** BEGIN **

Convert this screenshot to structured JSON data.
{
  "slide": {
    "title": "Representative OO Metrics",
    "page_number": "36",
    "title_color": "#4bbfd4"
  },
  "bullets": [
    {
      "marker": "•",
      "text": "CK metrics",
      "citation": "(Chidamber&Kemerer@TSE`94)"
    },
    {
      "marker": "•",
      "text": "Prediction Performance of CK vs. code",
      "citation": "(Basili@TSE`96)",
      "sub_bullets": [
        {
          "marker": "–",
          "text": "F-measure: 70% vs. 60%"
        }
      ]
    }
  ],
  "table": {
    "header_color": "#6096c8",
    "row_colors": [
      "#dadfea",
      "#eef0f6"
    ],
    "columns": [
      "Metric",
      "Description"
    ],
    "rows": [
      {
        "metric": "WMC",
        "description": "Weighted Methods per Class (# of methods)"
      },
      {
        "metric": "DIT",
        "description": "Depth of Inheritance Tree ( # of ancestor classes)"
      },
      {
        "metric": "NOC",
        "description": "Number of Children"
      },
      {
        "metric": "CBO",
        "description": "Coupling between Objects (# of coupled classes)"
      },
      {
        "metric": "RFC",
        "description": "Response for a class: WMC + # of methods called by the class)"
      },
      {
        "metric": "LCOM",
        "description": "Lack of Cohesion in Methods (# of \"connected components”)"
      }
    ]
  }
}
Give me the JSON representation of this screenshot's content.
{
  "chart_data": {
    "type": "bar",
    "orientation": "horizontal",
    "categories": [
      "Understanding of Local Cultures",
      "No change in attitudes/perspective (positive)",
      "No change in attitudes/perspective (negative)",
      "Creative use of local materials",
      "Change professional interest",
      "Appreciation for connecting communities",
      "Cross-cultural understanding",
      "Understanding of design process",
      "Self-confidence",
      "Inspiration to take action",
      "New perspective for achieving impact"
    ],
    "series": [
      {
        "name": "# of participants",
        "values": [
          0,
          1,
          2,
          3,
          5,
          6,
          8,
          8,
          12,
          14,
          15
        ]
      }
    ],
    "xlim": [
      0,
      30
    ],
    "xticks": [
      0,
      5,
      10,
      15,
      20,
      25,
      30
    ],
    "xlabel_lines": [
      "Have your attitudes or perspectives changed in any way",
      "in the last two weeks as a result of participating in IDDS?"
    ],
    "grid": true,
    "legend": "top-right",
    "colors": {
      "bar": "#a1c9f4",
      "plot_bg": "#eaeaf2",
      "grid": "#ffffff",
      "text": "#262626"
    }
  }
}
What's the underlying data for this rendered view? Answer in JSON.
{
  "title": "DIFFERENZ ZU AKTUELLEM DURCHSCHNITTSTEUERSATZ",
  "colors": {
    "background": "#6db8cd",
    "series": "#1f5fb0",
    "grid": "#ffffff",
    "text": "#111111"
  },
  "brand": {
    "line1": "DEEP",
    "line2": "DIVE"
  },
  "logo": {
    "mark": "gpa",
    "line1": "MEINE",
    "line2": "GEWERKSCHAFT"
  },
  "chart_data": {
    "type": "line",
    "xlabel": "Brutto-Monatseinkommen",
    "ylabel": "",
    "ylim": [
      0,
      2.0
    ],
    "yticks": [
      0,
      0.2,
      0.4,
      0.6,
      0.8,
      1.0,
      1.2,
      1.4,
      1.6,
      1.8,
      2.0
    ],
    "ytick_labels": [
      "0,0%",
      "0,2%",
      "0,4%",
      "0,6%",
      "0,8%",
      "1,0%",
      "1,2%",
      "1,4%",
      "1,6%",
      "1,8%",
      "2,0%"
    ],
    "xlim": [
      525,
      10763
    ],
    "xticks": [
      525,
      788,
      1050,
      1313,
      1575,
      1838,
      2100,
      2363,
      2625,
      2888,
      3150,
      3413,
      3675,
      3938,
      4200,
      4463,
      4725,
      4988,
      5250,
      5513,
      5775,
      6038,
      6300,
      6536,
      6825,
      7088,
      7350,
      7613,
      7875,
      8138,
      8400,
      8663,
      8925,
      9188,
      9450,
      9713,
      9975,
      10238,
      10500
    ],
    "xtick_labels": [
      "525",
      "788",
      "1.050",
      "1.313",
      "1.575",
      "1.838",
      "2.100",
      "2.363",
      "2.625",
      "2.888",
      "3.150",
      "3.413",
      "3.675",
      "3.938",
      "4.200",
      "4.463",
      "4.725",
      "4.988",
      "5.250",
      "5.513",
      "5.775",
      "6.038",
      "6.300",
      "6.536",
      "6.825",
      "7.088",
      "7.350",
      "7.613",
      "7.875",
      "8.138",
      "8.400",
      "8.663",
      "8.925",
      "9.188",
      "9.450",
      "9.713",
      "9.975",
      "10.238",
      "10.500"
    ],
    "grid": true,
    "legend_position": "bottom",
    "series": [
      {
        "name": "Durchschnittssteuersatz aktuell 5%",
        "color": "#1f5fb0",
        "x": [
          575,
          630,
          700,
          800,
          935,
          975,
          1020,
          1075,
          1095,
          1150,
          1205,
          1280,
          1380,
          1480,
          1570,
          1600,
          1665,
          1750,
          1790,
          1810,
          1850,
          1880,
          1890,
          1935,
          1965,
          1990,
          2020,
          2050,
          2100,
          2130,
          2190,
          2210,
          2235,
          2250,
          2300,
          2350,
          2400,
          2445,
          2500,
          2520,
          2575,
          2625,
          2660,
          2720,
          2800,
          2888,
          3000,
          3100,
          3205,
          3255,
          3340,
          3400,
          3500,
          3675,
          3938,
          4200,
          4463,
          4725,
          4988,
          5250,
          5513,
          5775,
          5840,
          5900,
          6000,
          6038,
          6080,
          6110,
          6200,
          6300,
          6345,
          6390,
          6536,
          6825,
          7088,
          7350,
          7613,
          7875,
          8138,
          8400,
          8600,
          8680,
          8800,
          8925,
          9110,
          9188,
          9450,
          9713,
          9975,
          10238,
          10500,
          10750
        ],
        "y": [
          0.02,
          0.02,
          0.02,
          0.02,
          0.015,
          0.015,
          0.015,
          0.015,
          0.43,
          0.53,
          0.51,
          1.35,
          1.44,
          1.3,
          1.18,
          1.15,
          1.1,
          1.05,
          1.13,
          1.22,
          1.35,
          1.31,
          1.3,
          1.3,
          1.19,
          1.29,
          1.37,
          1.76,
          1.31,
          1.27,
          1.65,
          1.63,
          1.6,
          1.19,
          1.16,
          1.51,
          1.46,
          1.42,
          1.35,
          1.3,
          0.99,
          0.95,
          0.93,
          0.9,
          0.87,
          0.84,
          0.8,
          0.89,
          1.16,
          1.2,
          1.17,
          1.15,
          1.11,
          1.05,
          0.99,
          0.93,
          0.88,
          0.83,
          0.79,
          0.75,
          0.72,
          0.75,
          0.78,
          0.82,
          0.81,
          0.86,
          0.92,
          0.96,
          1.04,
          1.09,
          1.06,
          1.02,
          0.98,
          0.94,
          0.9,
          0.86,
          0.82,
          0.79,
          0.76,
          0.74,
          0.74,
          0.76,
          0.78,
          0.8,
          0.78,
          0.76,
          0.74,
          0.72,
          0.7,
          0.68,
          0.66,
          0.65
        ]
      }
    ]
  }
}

** END **

Search the entries for the word "classes", then gather every line that has it.

        "description": "Depth of Inheritance Tree ( # of ancestor classes)"
        "description": "Coupling between Objects (# of coupled classes)"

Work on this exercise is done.